--- Listed entries ---
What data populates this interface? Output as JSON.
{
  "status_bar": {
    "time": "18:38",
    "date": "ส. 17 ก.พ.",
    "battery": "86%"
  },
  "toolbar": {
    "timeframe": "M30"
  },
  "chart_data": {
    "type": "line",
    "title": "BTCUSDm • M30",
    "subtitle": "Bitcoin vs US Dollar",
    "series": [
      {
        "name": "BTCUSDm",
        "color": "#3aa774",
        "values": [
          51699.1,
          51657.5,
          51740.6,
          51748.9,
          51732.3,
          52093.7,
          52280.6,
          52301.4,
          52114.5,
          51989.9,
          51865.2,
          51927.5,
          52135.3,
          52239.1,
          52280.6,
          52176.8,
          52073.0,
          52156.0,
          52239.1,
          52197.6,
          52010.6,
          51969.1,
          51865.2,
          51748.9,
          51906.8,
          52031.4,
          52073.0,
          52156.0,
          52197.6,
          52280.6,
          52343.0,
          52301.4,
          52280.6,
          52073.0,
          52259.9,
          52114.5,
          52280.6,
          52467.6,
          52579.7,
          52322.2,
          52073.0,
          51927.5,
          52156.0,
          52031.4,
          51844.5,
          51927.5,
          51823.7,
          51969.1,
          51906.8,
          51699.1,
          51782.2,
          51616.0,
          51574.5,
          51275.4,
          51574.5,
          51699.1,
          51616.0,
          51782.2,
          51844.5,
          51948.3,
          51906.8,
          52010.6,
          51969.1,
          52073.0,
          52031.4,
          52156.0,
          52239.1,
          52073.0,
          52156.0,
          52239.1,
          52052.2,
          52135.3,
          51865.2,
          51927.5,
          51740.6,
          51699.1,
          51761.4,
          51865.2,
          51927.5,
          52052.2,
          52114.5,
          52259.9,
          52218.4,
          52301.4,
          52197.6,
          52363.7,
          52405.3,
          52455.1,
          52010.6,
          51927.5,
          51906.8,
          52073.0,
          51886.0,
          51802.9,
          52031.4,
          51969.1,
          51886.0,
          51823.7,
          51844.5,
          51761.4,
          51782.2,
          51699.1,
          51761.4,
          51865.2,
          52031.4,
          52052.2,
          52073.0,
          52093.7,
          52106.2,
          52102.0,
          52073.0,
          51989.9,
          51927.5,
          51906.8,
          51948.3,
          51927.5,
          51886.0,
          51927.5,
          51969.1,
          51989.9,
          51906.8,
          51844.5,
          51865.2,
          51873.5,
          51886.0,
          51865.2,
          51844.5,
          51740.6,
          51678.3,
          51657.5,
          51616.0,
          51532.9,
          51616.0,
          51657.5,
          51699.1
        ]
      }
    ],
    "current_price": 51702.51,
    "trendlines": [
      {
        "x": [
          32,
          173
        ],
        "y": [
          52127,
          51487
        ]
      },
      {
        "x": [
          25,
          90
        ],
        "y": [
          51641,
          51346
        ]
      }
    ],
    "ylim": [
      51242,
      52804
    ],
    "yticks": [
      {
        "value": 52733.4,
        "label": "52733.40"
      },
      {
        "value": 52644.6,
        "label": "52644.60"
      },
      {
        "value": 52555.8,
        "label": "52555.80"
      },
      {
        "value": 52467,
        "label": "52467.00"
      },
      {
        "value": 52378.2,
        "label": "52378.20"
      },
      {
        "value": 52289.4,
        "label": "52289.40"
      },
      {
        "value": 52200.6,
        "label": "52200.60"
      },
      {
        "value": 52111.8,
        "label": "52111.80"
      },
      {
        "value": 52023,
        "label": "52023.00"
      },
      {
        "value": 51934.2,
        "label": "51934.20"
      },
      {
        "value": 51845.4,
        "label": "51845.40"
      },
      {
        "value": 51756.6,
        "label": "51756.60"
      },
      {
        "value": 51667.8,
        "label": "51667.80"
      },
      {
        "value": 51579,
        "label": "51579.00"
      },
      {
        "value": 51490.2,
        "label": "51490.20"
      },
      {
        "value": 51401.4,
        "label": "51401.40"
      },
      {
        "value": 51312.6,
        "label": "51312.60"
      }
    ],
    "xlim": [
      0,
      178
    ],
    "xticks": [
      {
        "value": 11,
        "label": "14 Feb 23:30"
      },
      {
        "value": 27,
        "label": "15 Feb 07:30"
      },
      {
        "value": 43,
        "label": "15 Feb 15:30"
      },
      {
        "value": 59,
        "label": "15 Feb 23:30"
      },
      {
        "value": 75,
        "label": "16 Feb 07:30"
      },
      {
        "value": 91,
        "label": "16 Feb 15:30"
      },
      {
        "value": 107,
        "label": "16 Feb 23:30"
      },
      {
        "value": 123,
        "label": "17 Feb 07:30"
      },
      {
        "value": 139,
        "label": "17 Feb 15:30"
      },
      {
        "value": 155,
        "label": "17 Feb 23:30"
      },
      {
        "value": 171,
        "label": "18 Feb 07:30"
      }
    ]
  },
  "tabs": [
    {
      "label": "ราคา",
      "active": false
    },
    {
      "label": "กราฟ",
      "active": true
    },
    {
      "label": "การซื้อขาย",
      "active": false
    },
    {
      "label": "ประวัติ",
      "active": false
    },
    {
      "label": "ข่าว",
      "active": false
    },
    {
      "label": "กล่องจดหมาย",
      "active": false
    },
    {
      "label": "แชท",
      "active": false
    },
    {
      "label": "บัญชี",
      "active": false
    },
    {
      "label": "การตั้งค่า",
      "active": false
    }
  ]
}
---
Written problem -> Once more, set down the full listing, verbatim.

Exercise result ->
What data populates this interface? Output as JSON.
{
  "status_bar": {
    "time": "18:38",
    "date": "ส. 17 ก.พ.",
    "battery": "86%"
  },
  "toolbar": {
    "timeframe": "M30"
  },
  "chart_data": {
    "type": "line",
    "title": "BTCUSDm • M30",
    "subtitle": "Bitcoin vs US Dollar",
    "series": [
      {
        "name": "BTCUSDm",
        "color": "#3aa774",
        "values": [
          51699.1,
          51657.5,
          51740.6,
          51748.9,
          51732.3,
          52093.7,
          52280.6,
          52301.4,
          52114.5,
          51989.9,
          51865.2,
          51927.5,
          52135.3,
          52239.1,
          52280.6,
          52176.8,
          52073.0,
          52156.0,
          52239.1,
          52197.6,
          52010.6,
          51969.1,
          51865.2,
          51748.9,
          51906.8,
          52031.4,
          52073.0,
          52156.0,
          52197.6,
          52280.6,
          52343.0,
          52301.4,
          52280.6,
          52073.0,
          52259.9,
          52114.5,
          52280.6,
          52467.6,
          52579.7,
          52322.2,
          52073.0,
          51927.5,
          52156.0,
          52031.4,
          51844.5,
          51927.5,
          51823.7,
          51969.1,
          51906.8,
          51699.1,
          51782.2,
          51616.0,
          51574.5,
          51275.4,
          51574.5,
          51699.1,
          51616.0,
          51782.2,
          51844.5,
          51948.3,
          51906.8,
          52010.6,
          51969.1,
          52073.0,
          52031.4,
          52156.0,
          52239.1,
          52073.0,
          52156.0,
          52239.1,
          52052.2,
          52135.3,
          51865.2,
          51927.5,
          51740.6,
          51699.1,
          51761.4,
          51865.2,
          51927.5,
          52052.2,
          52114.5,
          52259.9,
          52218.4,
          52301.4,
          52197.6,
          52363.7,
          52405.3,
          52455.1,
          52010.6,
          51927.5,
          51906.8,
          52073.0,
          51886.0,
          51802.9,
          52031.4,
          51969.1,
          51886.0,
          51823.7,
          51844.5,
          51761.4,
          51782.2,
          51699.1,
          51761.4,
          51865.2,
          52031.4,
          52052.2,
          52073.0,
          52093.7,
          52106.2,
          52102.0,
          52073.0,
          51989.9,
          51927.5,
          51906.8,
          51948.3,
          51927.5,
          51886.0,
          51927.5,
          51969.1,
          51989.9,
          51906.8,
          51844.5,
          51865.2,
          51873.5,
          51886.0,
          51865.2,
          51844.5,
          51740.6,
          51678.3,
          51657.5,
          51616.0,
          51532.9,
          51616.0,
          51657.5,
          51699.1
        ]
      }
    ],
    "current_price": 51702.51,
    "trendlines": [
      {
        "x": [
          32,
          173
        ],
        "y": [
          52127,
          51487
        ]
      },
      {
        "x": [
          25,
          90
        ],
        "y": [
          51641,
          51346
        ]
      }
    ],
    "ylim": [
      51242,
      52804
    ],
    "yticks": [
      {
        "value": 52733.4,
        "label": "52733.40"
      },
      {
        "value": 52644.6,
        "label": "52644.60"
      },
      {
        "value": 52555.8,
        "label": "52555.80"
      },
      {
        "value": 52467,
        "label": "52467.00"
      },
      {
        "value": 52378.2,
        "label": "52378.20"
      },
      {
        "value": 52289.4,
        "label": "52289.40"
      },
      {
        "value": 52200.6,
        "label": "52200.60"
      },
      {
        "value": 52111.8,
        "label": "52111.80"
      },
      {
        "value": 52023,
        "label": "52023.00"
      },
      {
        "value": 51934.2,
        "label": "51934.20"
      },
      {
        "value": 51845.4,
        "label": "51845.40"
      },
      {
        "value": 51756.6,
        "label": "51756.60"
      },
      {
        "value": 51667.8,
        "label": "51667.80"
      },
      {
        "value": 51579,
        "label": "51579.00"
      },
      {
        "value": 51490.2,
        "label": "51490.20"
      },
      {
        "value": 51401.4,
        "label": "51401.40"
      },
      {
        "value": 51312.6,
        "label": "51312.60"
      }
    ],
    "xlim": [
      0,
      178
    ],
    "xticks": [
      {
        "value": 11,
        "label": "14 Feb 23:30"
      },
      {
        "value": 27,
        "label": "15 Feb 07:30"
      },
      {
        "value": 43,
        "label": "15 Feb 15:30"
      },
      {
        "value": 59,
        "label": "15 Feb 23:30"
      },
      {
        "value": 75,
        "label": "16 Feb 07:30"
      },
      {
        "value": 91,
        "label": "16 Feb 15:30"
      },
      {
        "value": 107,
        "label": "16 Feb 23:30"
      },
      {
        "value": 123,
        "label": "17 Feb 07:30"
      },
      {
        "value": 139,
        "label": "17 Feb 15:30"
      },
      {
        "value": 155,
        "label": "17 Feb 23:30"
      },
      {
        "value": 171,
        "label": "18 Feb 07:30"
      }
    ]
  },
  "tabs": [
    {
      "label": "ราคา",
      "active": false
    },
    {
      "label": "กราฟ",
      "active": true
    },
    {
      "label": "การซื้อขาย",
      "active": false
    },
    {
      "label": "ประวัติ",
      "active": false
    },
    {
      "label": "ข่าว",
      "active": false
    },
    {
      "label": "กล่องจดหมาย",
      "active": false
    },
    {
      "label": "แชท",
      "active": false
    },
    {
      "label": "บัญชี",
      "active": false
    },
    {
      "label": "การตั้งค่า",
      "active": false
    }
  ]
}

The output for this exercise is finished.